- _Available records_:
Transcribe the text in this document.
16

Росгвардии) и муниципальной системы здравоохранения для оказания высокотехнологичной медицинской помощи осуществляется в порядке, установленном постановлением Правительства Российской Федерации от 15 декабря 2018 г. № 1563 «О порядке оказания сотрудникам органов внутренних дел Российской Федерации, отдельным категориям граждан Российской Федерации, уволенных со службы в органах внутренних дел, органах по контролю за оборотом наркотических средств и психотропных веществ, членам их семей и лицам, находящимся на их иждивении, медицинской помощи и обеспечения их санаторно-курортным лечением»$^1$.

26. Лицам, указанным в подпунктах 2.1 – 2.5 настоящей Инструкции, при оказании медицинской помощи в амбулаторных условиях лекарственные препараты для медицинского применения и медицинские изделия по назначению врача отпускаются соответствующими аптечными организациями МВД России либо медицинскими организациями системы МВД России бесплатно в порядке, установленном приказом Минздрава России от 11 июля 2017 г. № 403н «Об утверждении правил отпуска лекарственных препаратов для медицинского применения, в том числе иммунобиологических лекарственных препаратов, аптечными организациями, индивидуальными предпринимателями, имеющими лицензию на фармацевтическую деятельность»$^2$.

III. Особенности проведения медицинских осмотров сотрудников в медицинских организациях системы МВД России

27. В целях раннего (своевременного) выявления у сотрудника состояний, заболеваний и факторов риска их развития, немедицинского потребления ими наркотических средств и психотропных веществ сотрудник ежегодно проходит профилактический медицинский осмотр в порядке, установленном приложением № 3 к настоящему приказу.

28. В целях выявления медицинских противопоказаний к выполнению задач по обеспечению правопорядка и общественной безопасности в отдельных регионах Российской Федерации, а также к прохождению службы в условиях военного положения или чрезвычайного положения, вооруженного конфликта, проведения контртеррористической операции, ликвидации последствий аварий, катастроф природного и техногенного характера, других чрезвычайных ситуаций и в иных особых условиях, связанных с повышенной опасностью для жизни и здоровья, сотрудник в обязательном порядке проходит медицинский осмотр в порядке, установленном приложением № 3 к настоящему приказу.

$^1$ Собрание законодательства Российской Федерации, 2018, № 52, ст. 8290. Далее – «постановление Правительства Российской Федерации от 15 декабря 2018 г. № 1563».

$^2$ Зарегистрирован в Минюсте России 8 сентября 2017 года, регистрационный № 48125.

- _Given problem_: Quote the whole listing above, leaving nothing out.

- _The response_:
Transcribe the text in this document.
16

Росгвардии) и муниципальной системы здравоохранения для оказания высокотехнологичной медицинской помощи осуществляется в порядке, установленном постановлением Правительства Российской Федерации от 15 декабря 2018 г. № 1563 «О порядке оказания сотрудникам органов внутренних дел Российской Федерации, отдельным категориям граждан Российской Федерации, уволенных со службы в органах внутренних дел, органах по контролю за оборотом наркотических средств и психотропных веществ, членам их семей и лицам, находящимся на их иждивении, медицинской помощи и обеспечения их санаторно-курортным лечением»$^1$.

26. Лицам, указанным в подпунктах 2.1 – 2.5 настоящей Инструкции, при оказании медицинской помощи в амбулаторных условиях лекарственные препараты для медицинского применения и медицинские изделия по назначению врача отпускаются соответствующими аптечными организациями МВД России либо медицинскими организациями системы МВД России бесплатно в порядке, установленном приказом Минздрава России от 11 июля 2017 г. № 403н «Об утверждении правил отпуска лекарственных препаратов для медицинского применения, в том числе иммунобиологических лекарственных препаратов, аптечными организациями, индивидуальными предпринимателями, имеющими лицензию на фармацевтическую деятельность»$^2$.

III. Особенности проведения медицинских осмотров сотрудников в медицинских организациях системы МВД России

27. В целях раннего (своевременного) выявления у сотрудника состояний, заболеваний и факторов риска их развития, немедицинского потребления ими наркотических средств и психотропных веществ сотрудник ежегодно проходит профилактический медицинский осмотр в порядке, установленном приложением № 3 к настоящему приказу.

28. В целях выявления медицинских противопоказаний к выполнению задач по обеспечению правопорядка и общественной безопасности в отдельных регионах Российской Федерации, а также к прохождению службы в условиях военного положения или чрезвычайного положения, вооруженного конфликта, проведения контртеррористической операции, ликвидации последствий аварий, катастроф природного и техногенного характера, других чрезвычайных ситуаций и в иных особых условиях, связанных с повышенной опасностью для жизни и здоровья, сотрудник в обязательном порядке проходит медицинский осмотр в порядке, установленном приложением № 3 к настоящему приказу.

$^1$ Собрание законодательства Российской Федерации, 2018, № 52, ст. 8290. Далее – «постановление Правительства Российской Федерации от 15 декабря 2018 г. № 1563».

$^2$ Зарегистрирован в Минюсте России 8 сентября 2017 года, регистрационный № 48125.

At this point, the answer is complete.